===== SOURCE INFORMATION

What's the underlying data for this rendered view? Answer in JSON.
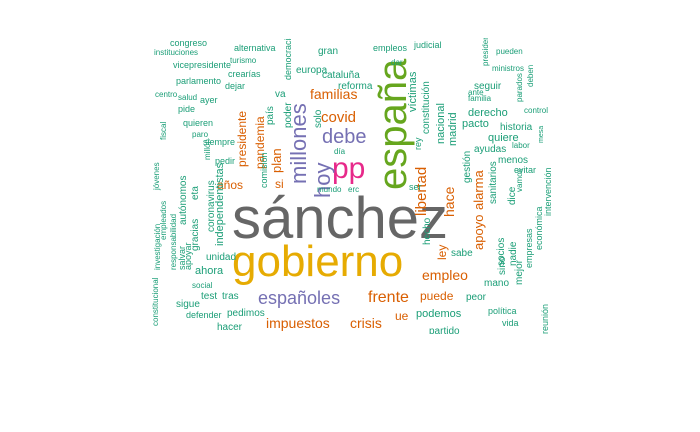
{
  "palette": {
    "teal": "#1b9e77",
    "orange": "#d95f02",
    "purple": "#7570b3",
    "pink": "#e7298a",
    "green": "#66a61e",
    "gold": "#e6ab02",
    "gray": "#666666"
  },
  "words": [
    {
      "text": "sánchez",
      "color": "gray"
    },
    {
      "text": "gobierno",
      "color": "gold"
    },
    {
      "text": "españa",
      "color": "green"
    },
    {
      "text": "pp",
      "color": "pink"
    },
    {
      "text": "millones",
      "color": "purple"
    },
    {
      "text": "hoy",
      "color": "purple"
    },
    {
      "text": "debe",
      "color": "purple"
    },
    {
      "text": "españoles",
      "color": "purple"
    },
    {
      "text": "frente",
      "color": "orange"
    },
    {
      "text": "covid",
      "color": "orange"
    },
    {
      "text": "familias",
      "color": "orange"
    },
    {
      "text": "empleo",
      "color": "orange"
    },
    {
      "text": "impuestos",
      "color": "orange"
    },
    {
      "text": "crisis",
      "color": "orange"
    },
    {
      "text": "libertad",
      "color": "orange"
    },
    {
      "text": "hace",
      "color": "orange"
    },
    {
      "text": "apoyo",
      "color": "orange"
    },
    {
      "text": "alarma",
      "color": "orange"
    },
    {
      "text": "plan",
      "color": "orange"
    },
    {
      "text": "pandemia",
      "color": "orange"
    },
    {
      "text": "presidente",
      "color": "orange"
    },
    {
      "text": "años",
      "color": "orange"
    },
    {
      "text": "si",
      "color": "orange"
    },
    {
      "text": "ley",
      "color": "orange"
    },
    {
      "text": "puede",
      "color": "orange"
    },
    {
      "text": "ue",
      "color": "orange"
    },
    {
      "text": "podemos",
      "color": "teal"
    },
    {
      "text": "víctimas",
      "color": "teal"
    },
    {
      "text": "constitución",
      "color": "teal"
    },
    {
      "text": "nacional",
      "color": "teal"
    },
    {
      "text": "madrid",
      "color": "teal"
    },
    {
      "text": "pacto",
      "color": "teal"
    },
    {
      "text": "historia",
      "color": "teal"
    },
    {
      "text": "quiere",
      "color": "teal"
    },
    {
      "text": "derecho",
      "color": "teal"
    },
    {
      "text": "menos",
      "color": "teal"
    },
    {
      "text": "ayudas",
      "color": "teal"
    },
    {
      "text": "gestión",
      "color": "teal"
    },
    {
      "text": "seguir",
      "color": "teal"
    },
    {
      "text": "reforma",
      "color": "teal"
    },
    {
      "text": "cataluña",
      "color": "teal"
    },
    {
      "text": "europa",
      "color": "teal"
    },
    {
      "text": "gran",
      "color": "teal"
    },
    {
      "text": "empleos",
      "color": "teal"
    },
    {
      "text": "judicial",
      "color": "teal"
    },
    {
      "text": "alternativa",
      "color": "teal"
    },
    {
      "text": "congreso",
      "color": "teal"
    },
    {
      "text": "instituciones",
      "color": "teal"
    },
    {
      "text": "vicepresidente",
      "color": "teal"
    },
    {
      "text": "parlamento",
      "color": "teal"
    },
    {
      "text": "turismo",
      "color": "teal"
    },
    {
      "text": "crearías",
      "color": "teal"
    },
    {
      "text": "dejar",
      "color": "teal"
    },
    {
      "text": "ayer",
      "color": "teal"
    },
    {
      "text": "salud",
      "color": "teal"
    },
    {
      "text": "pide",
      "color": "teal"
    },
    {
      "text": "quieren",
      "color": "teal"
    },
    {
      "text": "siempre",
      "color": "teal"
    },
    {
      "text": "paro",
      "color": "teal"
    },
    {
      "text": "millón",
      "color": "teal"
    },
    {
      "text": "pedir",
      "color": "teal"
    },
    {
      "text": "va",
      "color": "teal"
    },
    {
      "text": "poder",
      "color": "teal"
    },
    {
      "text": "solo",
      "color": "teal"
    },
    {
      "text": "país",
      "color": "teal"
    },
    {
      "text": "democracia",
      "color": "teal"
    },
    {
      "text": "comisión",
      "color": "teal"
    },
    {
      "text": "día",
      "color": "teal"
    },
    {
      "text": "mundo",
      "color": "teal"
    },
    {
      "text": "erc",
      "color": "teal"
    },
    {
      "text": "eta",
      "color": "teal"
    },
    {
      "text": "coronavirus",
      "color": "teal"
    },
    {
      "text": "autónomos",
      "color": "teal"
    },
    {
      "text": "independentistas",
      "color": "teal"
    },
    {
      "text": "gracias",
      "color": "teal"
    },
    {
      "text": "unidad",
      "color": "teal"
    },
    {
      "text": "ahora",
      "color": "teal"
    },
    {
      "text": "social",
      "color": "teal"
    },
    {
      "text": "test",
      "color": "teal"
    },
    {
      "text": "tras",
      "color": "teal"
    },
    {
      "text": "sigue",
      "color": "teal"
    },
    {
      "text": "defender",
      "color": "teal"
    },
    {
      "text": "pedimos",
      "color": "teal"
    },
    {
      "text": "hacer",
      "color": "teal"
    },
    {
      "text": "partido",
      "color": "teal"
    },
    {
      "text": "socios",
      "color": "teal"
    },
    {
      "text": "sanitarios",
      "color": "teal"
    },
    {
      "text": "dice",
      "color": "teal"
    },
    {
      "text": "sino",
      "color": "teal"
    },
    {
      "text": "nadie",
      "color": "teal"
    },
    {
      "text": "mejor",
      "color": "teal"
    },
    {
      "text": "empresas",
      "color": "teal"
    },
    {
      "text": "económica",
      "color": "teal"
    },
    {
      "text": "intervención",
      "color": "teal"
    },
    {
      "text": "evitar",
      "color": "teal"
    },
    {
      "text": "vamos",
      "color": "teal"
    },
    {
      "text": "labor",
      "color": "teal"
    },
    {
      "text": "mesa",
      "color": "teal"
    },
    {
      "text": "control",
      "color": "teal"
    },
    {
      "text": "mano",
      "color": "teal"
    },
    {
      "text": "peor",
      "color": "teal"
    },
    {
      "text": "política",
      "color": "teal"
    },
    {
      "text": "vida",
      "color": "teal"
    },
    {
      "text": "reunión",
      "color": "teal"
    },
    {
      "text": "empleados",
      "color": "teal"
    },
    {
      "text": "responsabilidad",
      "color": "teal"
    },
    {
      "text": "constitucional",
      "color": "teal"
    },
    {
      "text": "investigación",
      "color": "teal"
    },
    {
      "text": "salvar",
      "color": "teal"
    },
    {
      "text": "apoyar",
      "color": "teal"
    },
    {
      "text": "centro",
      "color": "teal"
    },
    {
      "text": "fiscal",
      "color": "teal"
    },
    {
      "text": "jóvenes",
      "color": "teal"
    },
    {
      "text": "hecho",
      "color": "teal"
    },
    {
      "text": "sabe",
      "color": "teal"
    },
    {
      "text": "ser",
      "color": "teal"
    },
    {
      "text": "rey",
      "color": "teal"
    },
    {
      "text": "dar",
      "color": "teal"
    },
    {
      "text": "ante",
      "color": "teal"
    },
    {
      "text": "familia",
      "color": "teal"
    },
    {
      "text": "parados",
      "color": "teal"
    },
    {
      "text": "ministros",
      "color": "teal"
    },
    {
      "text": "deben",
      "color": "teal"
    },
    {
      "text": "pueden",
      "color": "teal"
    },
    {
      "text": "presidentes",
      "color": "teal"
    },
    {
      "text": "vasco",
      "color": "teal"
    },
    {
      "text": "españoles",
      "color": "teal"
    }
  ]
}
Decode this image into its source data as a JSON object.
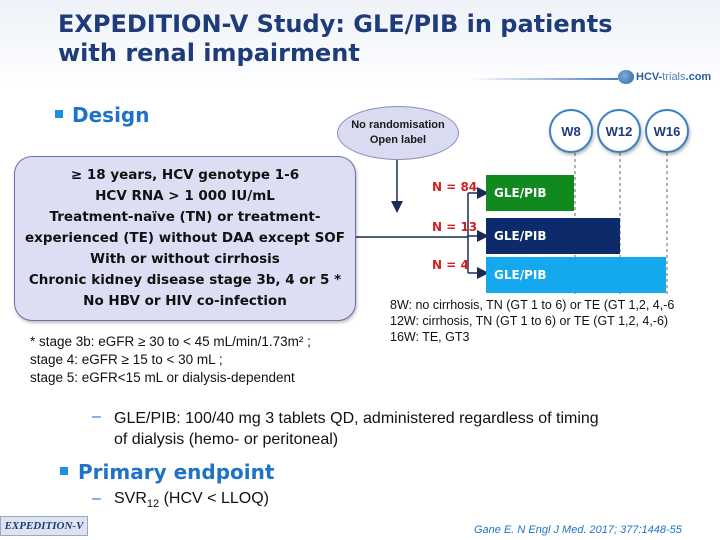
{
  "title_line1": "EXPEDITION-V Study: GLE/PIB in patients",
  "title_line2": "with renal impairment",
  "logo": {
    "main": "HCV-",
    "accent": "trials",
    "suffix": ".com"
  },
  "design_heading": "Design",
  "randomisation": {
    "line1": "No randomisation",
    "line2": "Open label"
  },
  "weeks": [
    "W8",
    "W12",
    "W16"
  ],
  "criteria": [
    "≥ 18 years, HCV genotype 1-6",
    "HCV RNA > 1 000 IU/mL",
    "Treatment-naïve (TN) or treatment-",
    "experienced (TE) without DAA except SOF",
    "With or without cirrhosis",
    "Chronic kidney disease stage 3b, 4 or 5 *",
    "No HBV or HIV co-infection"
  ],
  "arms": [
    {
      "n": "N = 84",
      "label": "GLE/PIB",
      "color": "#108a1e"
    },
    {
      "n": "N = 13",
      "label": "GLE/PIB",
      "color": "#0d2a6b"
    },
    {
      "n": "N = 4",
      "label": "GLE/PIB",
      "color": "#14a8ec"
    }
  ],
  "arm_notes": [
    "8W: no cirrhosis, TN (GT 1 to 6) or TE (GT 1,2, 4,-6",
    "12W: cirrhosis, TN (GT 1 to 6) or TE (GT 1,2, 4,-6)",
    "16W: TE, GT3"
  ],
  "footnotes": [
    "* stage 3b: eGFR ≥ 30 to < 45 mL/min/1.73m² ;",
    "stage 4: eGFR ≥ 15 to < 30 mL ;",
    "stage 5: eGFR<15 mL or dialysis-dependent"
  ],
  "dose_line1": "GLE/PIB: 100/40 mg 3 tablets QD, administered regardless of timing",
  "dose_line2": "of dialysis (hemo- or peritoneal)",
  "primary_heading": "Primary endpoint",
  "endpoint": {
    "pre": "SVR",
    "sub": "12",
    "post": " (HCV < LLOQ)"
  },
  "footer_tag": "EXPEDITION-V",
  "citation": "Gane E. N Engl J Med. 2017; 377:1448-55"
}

==========

Where the string "endpoint" shows up in the listing above, copy the line that holds it.

» ANSWER FOR THIS EXERCISE
  "primary_heading": "Primary endpoint",
  "endpoint": {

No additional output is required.